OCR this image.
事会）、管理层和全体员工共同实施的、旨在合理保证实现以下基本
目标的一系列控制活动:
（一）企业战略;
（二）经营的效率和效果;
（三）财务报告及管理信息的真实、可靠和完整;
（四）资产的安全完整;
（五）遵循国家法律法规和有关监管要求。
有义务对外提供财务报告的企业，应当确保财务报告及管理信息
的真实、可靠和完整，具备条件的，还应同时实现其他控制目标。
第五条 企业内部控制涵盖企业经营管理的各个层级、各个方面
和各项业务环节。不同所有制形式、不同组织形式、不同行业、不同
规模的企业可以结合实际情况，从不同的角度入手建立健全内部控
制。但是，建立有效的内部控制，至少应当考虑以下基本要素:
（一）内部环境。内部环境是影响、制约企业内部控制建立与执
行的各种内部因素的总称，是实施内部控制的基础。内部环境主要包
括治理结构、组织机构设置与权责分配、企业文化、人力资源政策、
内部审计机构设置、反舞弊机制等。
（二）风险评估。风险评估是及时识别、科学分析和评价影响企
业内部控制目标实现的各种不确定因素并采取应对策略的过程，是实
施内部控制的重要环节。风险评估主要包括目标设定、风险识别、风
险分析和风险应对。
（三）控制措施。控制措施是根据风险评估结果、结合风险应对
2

Set problem: From the entries above, return each line with the word "可靠和完整" in it.

Result:
（三）财务报告及管理信息的真实、可靠和完整;
的真实、可靠和完整，具备条件的，还应同时实现其他控制目标。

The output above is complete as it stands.